Task details >> Below are the records. List every line holding the word "feet".

━━ Material provided ━━

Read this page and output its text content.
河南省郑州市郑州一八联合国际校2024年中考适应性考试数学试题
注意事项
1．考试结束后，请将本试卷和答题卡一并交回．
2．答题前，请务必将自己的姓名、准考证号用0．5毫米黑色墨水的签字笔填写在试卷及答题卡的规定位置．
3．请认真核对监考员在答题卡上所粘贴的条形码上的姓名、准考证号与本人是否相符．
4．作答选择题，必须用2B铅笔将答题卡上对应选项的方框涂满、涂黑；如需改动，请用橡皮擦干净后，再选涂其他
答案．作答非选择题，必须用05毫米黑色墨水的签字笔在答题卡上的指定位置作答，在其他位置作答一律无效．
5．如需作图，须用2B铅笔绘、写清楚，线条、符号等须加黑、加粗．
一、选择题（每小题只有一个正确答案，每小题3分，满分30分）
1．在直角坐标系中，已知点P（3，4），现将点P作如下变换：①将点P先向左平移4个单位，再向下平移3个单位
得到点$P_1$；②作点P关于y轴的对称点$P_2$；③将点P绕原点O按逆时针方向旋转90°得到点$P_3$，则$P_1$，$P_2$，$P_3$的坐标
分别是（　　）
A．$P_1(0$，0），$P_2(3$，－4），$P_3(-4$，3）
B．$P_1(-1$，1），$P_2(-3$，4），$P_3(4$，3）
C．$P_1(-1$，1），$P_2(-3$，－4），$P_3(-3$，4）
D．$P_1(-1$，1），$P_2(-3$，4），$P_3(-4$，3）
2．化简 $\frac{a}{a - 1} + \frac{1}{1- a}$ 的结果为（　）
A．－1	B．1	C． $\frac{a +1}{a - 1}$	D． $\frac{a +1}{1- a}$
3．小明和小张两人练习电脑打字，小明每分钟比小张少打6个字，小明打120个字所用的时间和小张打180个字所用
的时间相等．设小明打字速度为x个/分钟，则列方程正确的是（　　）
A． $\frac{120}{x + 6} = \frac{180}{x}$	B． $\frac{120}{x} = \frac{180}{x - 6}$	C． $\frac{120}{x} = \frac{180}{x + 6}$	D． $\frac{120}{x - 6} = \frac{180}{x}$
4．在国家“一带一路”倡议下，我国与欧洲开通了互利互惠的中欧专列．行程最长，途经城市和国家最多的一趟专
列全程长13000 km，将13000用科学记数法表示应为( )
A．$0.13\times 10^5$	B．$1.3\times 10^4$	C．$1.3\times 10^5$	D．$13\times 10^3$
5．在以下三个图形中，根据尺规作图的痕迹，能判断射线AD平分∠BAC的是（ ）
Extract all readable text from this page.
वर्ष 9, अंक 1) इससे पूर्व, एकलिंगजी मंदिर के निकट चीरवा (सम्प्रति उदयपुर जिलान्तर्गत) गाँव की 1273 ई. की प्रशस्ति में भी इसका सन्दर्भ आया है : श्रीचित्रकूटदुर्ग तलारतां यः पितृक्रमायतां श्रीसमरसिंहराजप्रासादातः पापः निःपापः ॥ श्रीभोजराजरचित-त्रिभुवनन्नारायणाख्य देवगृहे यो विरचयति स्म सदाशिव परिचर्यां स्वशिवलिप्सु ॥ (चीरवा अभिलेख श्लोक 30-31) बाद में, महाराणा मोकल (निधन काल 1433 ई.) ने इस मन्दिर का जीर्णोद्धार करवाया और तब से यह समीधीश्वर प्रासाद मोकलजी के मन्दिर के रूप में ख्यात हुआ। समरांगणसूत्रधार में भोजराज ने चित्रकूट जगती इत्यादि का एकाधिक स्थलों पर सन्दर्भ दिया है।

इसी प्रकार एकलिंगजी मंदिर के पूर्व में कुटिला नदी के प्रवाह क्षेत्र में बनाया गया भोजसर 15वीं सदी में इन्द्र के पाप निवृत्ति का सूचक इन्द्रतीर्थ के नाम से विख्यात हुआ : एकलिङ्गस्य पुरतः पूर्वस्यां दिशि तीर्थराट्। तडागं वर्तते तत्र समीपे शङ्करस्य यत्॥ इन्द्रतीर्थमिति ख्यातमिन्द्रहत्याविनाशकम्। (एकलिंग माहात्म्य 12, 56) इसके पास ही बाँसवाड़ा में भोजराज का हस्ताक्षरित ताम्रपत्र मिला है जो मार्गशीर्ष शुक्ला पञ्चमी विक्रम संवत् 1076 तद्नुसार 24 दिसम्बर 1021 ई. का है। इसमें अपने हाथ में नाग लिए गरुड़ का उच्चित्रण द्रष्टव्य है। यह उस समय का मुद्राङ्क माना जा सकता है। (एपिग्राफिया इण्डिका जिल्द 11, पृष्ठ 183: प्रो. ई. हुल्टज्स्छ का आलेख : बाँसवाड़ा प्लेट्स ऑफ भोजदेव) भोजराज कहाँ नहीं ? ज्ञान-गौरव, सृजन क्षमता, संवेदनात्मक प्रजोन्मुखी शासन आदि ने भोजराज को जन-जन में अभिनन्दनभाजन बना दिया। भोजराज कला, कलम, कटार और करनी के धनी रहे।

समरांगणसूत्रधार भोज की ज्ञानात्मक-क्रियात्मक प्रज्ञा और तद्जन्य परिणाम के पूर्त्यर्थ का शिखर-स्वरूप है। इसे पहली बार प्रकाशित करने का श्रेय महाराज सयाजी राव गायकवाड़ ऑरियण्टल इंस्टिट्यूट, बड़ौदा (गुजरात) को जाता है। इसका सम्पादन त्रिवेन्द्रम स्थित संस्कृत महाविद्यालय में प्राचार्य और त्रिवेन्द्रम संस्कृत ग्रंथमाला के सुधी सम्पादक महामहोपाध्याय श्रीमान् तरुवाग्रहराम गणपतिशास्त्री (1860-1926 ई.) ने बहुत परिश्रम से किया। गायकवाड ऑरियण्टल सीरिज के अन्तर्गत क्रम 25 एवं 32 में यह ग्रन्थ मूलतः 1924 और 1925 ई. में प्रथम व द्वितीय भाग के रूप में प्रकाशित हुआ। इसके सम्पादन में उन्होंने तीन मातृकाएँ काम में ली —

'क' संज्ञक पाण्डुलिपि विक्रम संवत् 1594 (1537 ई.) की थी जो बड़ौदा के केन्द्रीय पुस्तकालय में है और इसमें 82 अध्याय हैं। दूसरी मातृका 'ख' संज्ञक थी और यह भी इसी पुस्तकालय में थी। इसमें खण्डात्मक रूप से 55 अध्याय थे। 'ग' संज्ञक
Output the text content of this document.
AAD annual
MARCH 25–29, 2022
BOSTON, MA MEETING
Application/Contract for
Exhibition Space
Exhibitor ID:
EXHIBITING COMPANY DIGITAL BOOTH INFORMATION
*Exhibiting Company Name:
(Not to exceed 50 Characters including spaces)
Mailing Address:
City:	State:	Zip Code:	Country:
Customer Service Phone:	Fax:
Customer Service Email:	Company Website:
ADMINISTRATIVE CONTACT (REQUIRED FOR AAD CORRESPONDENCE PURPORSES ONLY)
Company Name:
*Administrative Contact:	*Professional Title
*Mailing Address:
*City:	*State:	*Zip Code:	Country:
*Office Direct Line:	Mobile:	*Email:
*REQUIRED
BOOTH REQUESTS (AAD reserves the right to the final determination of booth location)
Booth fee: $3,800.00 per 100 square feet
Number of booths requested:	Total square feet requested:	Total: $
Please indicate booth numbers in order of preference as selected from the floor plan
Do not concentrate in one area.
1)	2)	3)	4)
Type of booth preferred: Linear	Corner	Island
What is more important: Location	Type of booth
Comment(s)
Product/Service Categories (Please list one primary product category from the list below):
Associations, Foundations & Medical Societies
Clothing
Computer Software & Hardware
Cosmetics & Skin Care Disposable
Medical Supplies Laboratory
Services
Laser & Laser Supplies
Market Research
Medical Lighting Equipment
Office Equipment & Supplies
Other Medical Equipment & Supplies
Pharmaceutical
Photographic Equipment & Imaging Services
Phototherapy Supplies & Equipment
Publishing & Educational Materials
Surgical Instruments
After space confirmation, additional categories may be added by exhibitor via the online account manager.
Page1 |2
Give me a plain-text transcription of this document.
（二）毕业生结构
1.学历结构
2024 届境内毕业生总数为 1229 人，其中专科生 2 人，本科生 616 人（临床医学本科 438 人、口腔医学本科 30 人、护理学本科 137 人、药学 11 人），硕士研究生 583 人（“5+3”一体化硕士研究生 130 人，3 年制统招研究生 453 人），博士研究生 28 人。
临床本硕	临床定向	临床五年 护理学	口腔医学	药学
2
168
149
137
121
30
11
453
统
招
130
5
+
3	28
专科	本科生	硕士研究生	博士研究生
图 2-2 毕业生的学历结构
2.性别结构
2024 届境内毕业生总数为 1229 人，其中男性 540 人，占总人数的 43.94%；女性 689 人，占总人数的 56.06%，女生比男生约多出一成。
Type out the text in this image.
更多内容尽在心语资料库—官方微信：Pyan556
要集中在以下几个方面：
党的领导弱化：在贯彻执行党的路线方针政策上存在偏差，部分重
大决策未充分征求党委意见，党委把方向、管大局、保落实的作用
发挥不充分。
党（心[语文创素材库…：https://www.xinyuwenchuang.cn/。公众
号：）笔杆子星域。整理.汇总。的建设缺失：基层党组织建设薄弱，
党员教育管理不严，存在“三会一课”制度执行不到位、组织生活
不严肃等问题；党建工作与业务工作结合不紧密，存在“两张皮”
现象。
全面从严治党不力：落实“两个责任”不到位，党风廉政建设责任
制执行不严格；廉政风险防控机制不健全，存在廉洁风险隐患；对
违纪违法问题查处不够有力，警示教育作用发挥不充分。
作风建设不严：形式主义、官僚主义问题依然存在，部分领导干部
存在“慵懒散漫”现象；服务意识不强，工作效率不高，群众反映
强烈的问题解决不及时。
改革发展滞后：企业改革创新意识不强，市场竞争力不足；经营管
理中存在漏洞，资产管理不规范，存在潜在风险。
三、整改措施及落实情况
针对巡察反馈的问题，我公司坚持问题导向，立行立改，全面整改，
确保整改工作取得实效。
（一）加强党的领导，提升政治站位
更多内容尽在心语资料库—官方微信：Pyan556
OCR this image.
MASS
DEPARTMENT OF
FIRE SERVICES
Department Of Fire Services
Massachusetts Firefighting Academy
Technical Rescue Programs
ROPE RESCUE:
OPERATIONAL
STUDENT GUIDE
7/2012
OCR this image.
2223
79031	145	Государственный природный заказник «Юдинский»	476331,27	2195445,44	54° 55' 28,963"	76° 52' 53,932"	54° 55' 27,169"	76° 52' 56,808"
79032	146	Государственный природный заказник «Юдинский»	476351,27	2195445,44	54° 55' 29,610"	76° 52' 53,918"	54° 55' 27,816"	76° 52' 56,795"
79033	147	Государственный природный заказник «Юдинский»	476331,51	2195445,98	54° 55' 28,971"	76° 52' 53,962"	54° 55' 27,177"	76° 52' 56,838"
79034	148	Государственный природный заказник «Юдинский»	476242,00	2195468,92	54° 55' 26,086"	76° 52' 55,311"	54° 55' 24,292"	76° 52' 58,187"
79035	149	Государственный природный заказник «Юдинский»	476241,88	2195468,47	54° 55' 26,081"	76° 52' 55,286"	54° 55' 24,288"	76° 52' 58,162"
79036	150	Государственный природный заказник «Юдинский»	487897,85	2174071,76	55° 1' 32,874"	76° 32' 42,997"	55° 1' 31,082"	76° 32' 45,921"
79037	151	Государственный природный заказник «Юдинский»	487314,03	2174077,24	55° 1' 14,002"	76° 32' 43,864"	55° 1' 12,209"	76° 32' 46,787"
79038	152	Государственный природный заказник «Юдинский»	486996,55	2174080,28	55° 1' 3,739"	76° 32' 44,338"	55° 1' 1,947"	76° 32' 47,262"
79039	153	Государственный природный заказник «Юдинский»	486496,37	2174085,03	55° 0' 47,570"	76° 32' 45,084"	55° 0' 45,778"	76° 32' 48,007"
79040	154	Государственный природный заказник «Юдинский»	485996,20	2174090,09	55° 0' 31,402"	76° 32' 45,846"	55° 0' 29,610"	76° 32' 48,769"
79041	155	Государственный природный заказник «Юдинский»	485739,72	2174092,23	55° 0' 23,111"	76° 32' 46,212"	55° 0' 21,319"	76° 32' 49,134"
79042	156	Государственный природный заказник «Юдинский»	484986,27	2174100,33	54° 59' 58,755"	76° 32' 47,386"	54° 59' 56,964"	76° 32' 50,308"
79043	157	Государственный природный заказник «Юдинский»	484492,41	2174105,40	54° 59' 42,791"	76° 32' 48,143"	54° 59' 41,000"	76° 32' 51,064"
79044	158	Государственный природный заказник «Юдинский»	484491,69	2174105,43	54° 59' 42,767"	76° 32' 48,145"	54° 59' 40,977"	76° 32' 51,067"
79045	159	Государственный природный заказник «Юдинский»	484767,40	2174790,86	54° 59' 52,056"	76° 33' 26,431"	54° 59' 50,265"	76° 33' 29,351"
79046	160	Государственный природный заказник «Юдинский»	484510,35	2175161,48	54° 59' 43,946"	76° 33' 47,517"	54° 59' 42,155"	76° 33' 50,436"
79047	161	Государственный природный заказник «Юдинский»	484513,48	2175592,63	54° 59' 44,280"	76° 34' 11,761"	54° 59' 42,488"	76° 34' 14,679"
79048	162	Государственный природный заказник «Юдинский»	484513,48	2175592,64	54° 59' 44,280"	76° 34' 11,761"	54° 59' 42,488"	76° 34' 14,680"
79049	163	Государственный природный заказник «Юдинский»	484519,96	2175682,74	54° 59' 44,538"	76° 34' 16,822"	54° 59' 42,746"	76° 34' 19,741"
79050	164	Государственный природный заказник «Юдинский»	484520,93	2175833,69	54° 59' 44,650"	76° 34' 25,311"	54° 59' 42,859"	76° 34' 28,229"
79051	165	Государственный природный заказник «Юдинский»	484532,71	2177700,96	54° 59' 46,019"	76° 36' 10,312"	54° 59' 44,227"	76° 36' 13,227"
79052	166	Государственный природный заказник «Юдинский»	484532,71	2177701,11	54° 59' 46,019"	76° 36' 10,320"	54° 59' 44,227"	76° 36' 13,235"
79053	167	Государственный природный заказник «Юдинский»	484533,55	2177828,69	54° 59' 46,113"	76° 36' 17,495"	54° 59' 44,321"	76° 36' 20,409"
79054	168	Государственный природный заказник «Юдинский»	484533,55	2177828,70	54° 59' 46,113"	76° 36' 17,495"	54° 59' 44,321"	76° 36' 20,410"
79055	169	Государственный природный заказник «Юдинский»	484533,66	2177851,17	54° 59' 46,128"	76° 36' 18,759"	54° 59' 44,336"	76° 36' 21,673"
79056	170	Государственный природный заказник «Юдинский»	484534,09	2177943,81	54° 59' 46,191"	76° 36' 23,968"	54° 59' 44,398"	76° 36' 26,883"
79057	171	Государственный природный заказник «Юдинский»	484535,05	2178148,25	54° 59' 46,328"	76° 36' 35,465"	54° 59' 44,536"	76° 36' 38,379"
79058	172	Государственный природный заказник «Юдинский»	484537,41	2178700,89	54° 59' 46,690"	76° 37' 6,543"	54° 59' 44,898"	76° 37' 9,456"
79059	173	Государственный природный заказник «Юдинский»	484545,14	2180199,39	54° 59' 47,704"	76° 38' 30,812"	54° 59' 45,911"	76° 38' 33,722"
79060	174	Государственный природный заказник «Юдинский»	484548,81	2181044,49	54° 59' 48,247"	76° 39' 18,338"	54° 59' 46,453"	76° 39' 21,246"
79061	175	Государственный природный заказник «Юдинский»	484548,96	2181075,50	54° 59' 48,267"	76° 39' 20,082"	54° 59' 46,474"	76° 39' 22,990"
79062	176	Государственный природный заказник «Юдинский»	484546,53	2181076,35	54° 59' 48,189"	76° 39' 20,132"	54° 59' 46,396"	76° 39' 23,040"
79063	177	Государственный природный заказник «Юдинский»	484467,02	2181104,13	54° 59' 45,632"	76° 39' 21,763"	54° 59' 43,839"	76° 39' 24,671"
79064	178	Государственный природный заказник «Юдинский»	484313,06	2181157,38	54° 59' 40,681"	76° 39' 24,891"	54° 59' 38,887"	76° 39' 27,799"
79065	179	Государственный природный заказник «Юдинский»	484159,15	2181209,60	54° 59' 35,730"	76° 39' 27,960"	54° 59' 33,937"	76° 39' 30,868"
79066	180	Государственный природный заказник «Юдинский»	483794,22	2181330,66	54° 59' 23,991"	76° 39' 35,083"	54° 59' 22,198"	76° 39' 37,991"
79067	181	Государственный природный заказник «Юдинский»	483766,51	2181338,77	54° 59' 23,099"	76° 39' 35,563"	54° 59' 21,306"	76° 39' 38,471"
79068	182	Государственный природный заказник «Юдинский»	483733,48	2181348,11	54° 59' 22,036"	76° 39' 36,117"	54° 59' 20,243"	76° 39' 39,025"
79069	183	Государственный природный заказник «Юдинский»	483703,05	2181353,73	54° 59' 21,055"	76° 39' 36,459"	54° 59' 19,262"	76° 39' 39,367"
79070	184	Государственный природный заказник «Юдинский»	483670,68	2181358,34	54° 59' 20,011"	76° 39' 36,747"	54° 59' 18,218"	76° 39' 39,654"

━━━

The response >>
Booth fee: $3,800.00 per 100 square feet
Number of booths requested:	Total square feet requested:	Total: $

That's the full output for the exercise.